» PROBLEM TO WORK ON
Leave out the pictures and copy everything else below exactly.

» RECORDS FOR THE EXERCISE

_____

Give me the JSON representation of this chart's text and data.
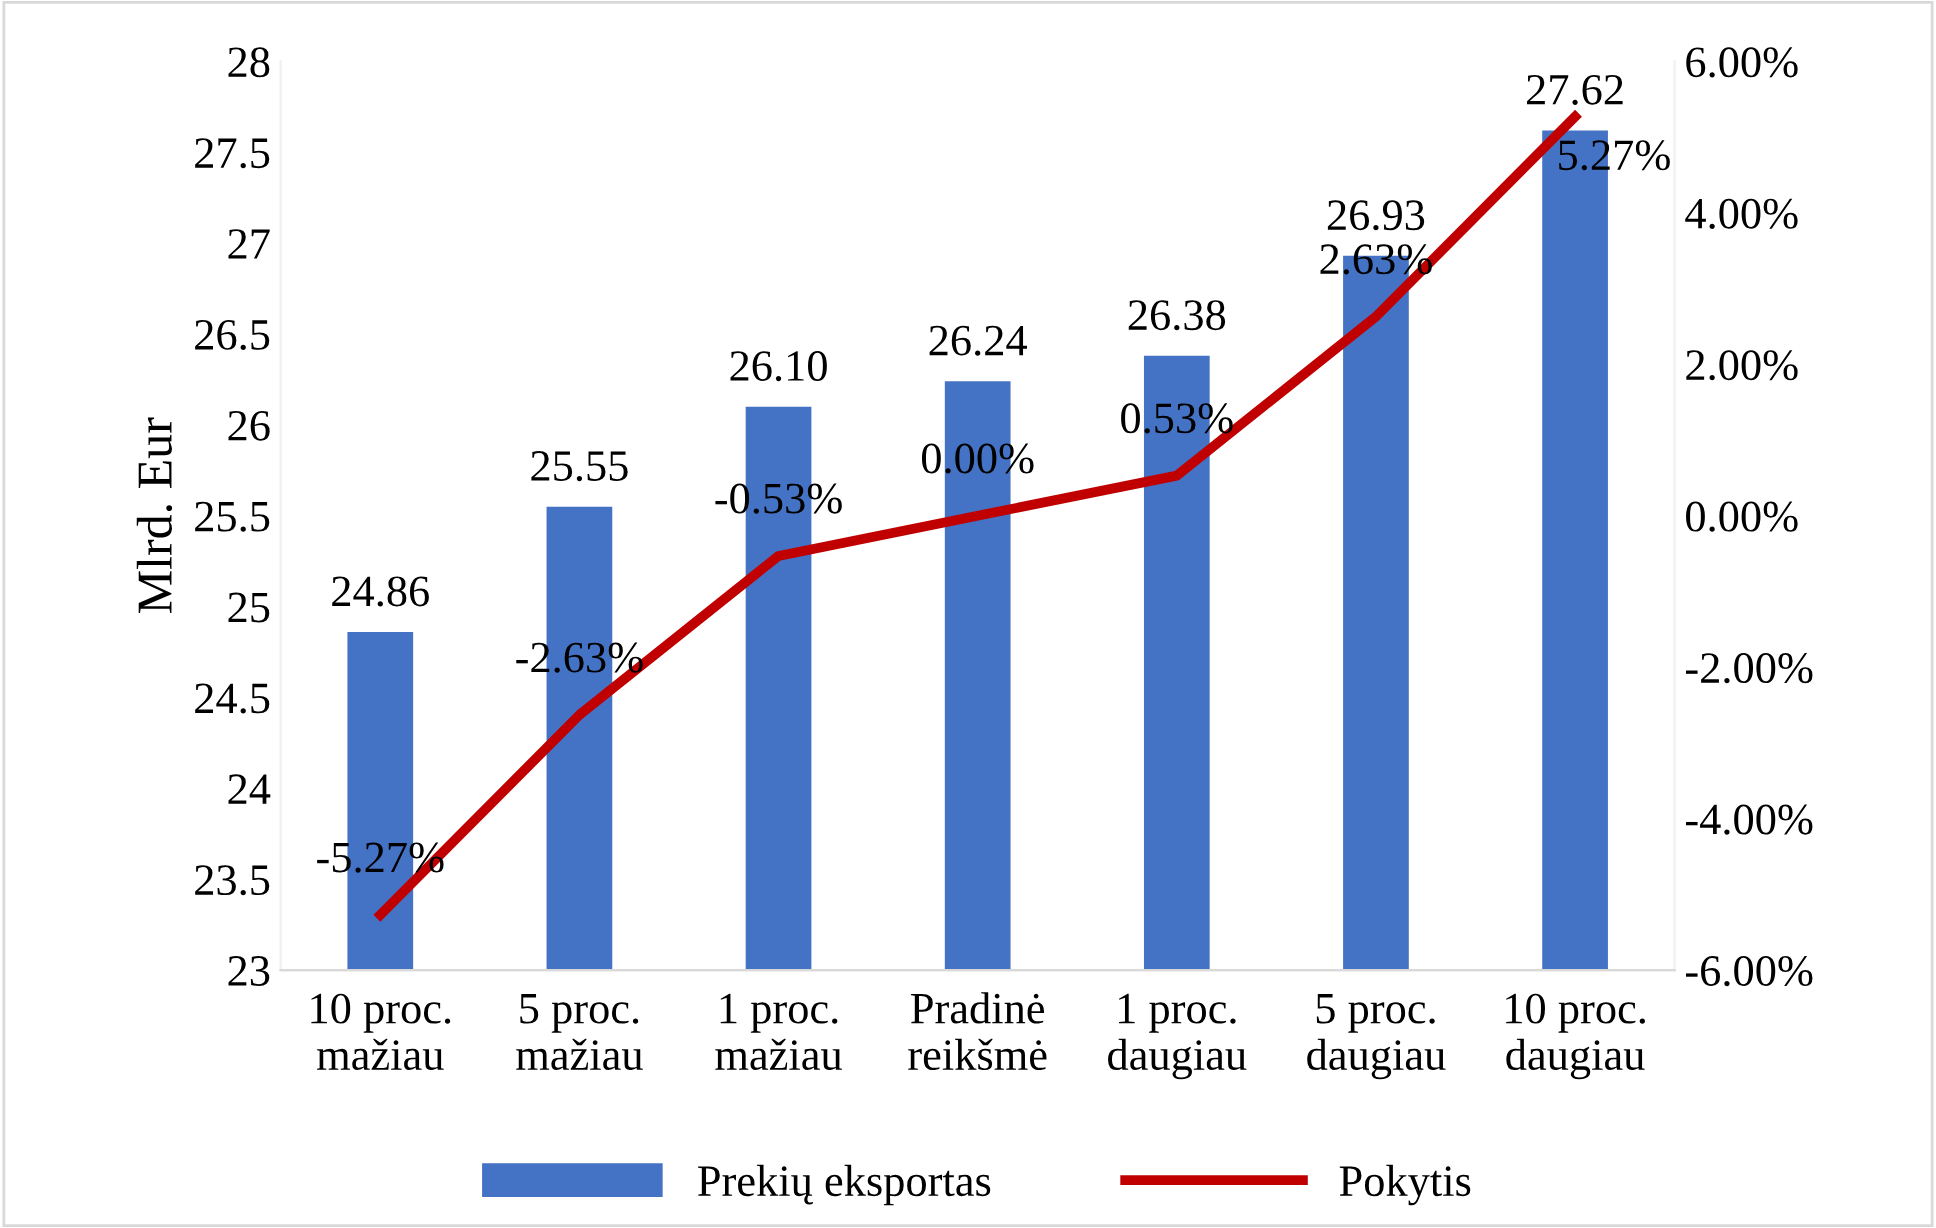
{
  "chart_data": {
    "type": "bar",
    "ylabel": "Mlrd. Eur",
    "categories": [
      "10 proc.\nmažiau",
      "5 proc.\nmažiau",
      "1 proc.\nmažiau",
      "Pradinė\nreikšmė",
      "1 proc.\ndaugiau",
      "5 proc.\ndaugiau",
      "10 proc.\ndaugiau"
    ],
    "series": [
      {
        "name": "Prekių eksportas",
        "color": "#4472c4",
        "values": [
          24.86,
          25.55,
          26.1,
          26.24,
          26.38,
          26.93,
          27.62
        ],
        "value_labels": [
          "24.86",
          "25.55",
          "26.10",
          "26.24",
          "26.38",
          "26.93",
          "27.62"
        ]
      },
      {
        "name": "Pokytis",
        "type": "line",
        "axis": "y2",
        "color": "#c00000",
        "values": [
          -5.27,
          -2.63,
          -0.53,
          0.0,
          0.53,
          2.63,
          5.27
        ],
        "value_labels": [
          "-5.27%",
          "-2.63%",
          "-0.53%",
          "0.00%",
          "0.53%",
          "2.63%",
          "5.27%"
        ]
      }
    ],
    "ylim": [
      23,
      28
    ],
    "yticks": [
      23,
      23.5,
      24,
      24.5,
      25,
      25.5,
      26,
      26.5,
      27,
      27.5,
      28
    ],
    "y2lim": [
      -6,
      6
    ],
    "y2ticks": [
      {
        "value": -6,
        "label": "-6.00%"
      },
      {
        "value": -4,
        "label": "-4.00%"
      },
      {
        "value": -2,
        "label": "-2.00%"
      },
      {
        "value": 0,
        "label": "0.00%"
      },
      {
        "value": 2,
        "label": "2.00%"
      },
      {
        "value": 4,
        "label": "4.00%"
      },
      {
        "value": 6,
        "label": "6.00%"
      }
    ],
    "grid": false,
    "legend": "bottom",
    "marker": "none",
    "line_style": "solid"
  }
}
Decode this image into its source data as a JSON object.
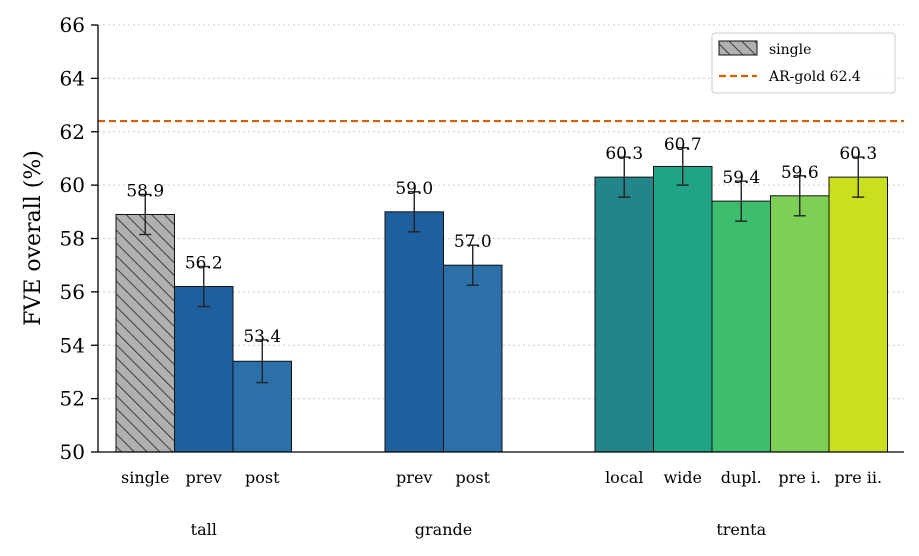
{
  "chart_data": {
    "type": "bar",
    "ylabel": "FVE overall (%)",
    "ylim": [
      50,
      66
    ],
    "yticks": [
      50,
      52,
      54,
      56,
      58,
      60,
      62,
      64,
      66
    ],
    "grid": "horizontal dotted",
    "legend": {
      "placement": "top-right",
      "entries": [
        {
          "label": "single",
          "style": "hatched-gray-box"
        },
        {
          "label": "AR-gold 62.4",
          "style": "dashed-orange-line"
        }
      ]
    },
    "reference_line": {
      "label": "AR-gold 62.4",
      "value": 62.4,
      "color": "#d55e00"
    },
    "groups": [
      {
        "name": "tall",
        "bars": [
          {
            "label": "single",
            "value": 58.9,
            "err": 0.75,
            "value_label": "58.9",
            "color": "#b0b0b0",
            "hatched": true
          },
          {
            "label": "prev",
            "value": 56.2,
            "err": 0.75,
            "value_label": "56.2",
            "color": "#1f5f9e",
            "hatched": false
          },
          {
            "label": "post",
            "value": 53.4,
            "err": 0.8,
            "value_label": "53.4",
            "color": "#2c70aa",
            "hatched": false
          }
        ]
      },
      {
        "name": "grande",
        "bars": [
          {
            "label": "prev",
            "value": 59.0,
            "err": 0.75,
            "value_label": "59.0",
            "color": "#1f5f9e",
            "hatched": false
          },
          {
            "label": "post",
            "value": 57.0,
            "err": 0.75,
            "value_label": "57.0",
            "color": "#2c70aa",
            "hatched": false
          }
        ]
      },
      {
        "name": "trenta",
        "bars": [
          {
            "label": "local",
            "value": 60.3,
            "err": 0.75,
            "value_label": "60.3",
            "color": "#23848a",
            "hatched": false
          },
          {
            "label": "wide",
            "value": 60.7,
            "err": 0.7,
            "value_label": "60.7",
            "color": "#20a386",
            "hatched": false
          },
          {
            "label": "dupl.",
            "value": 59.4,
            "err": 0.75,
            "value_label": "59.4",
            "color": "#3dbd6e",
            "hatched": false
          },
          {
            "label": "pre i.",
            "value": 59.6,
            "err": 0.75,
            "value_label": "59.6",
            "color": "#7dd055",
            "hatched": false
          },
          {
            "label": "pre ii.",
            "value": 60.3,
            "err": 0.75,
            "value_label": "60.3",
            "color": "#c9df20",
            "hatched": false
          }
        ]
      }
    ]
  }
}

_____

» RESPONSE BELOW
Give me the JSON representation of this chart's text and data.
{
  "chart_data": {
    "type": "bar",
    "ylabel": "Mlrd. Eur",
    "categories": [
      "10 proc.\nmažiau",
      "5 proc.\nmažiau",
      "1 proc.\nmažiau",
      "Pradinė\nreikšmė",
      "1 proc.\ndaugiau",
      "5 proc.\ndaugiau",
      "10 proc.\ndaugiau"
    ],
    "series": [
      {
        "name": "Prekių eksportas",
        "color": "#4472c4",
        "values": [
          24.86,
          25.55,
          26.1,
          26.24,
          26.38,
          26.93,
          27.62
        ],
        "value_labels": [
          "24.86",
          "25.55",
          "26.10",
          "26.24",
          "26.38",
          "26.93",
          "27.62"
        ]
      },
      {
        "name": "Pokytis",
        "type": "line",
        "axis": "y2",
        "color": "#c00000",
        "values": [
          -5.27,
          -2.63,
          -0.53,
          0.0,
          0.53,
          2.63,
          5.27
        ],
        "value_labels": [
          "-5.27%",
          "-2.63%",
          "-0.53%",
          "0.00%",
          "0.53%",
          "2.63%",
          "5.27%"
        ]
      }
    ],
    "ylim": [
      23,
      28
    ],
    "yticks": [
      23,
      23.5,
      24,
      24.5,
      25,
      25.5,
      26,
      26.5,
      27,
      27.5,
      28
    ],
    "y2lim": [
      -6,
      6
    ],
    "y2ticks": [
      {
        "value": -6,
        "label": "-6.00%"
      },
      {
        "value": -4,
        "label": "-4.00%"
      },
      {
        "value": -2,
        "label": "-2.00%"
      },
      {
        "value": 0,
        "label": "0.00%"
      },
      {
        "value": 2,
        "label": "2.00%"
      },
      {
        "value": 4,
        "label": "4.00%"
      },
      {
        "value": 6,
        "label": "6.00%"
      }
    ],
    "grid": false,
    "legend": "bottom",
    "marker": "none",
    "line_style": "solid"
  }
}
Decode this image into its source data as a JSON object.
{
  "chart_data": {
    "type": "bar",
    "ylabel": "FVE overall (%)",
    "ylim": [
      50,
      66
    ],
    "yticks": [
      50,
      52,
      54,
      56,
      58,
      60,
      62,
      64,
      66
    ],
    "grid": "horizontal dotted",
    "legend": {
      "placement": "top-right",
      "entries": [
        {
          "label": "single",
          "style": "hatched-gray-box"
        },
        {
          "label": "AR-gold 62.4",
          "style": "dashed-orange-line"
        }
      ]
    },
    "reference_line": {
      "label": "AR-gold 62.4",
      "value": 62.4,
      "color": "#d55e00"
    },
    "groups": [
      {
        "name": "tall",
        "bars": [
          {
            "label": "single",
            "value": 58.9,
            "err": 0.75,
            "value_label": "58.9",
            "color": "#b0b0b0",
            "hatched": true
          },
          {
            "label": "prev",
            "value": 56.2,
            "err": 0.75,
            "value_label": "56.2",
            "color": "#1f5f9e",
            "hatched": false
          },
          {
            "label": "post",
            "value": 53.4,
            "err": 0.8,
            "value_label": "53.4",
            "color": "#2c70aa",
            "hatched": false
          }
        ]
      },
      {
        "name": "grande",
        "bars": [
          {
            "label": "prev",
            "value": 59.0,
            "err": 0.75,
            "value_label": "59.0",
            "color": "#1f5f9e",
            "hatched": false
          },
          {
            "label": "post",
            "value": 57.0,
            "err": 0.75,
            "value_label": "57.0",
            "color": "#2c70aa",
            "hatched": false
          }
        ]
      },
      {
        "name": "trenta",
        "bars": [
          {
            "label": "local",
            "value": 60.3,
            "err": 0.75,
            "value_label": "60.3",
            "color": "#23848a",
            "hatched": false
          },
          {
            "label": "wide",
            "value": 60.7,
            "err": 0.7,
            "value_label": "60.7",
            "color": "#20a386",
            "hatched": false
          },
          {
            "label": "dupl.",
            "value": 59.4,
            "err": 0.75,
            "value_label": "59.4",
            "color": "#3dbd6e",
            "hatched": false
          },
          {
            "label": "pre i.",
            "value": 59.6,
            "err": 0.75,
            "value_label": "59.6",
            "color": "#7dd055",
            "hatched": false
          },
          {
            "label": "pre ii.",
            "value": 60.3,
            "err": 0.75,
            "value_label": "60.3",
            "color": "#c9df20",
            "hatched": false
          }
        ]
      }
    ]
  }
}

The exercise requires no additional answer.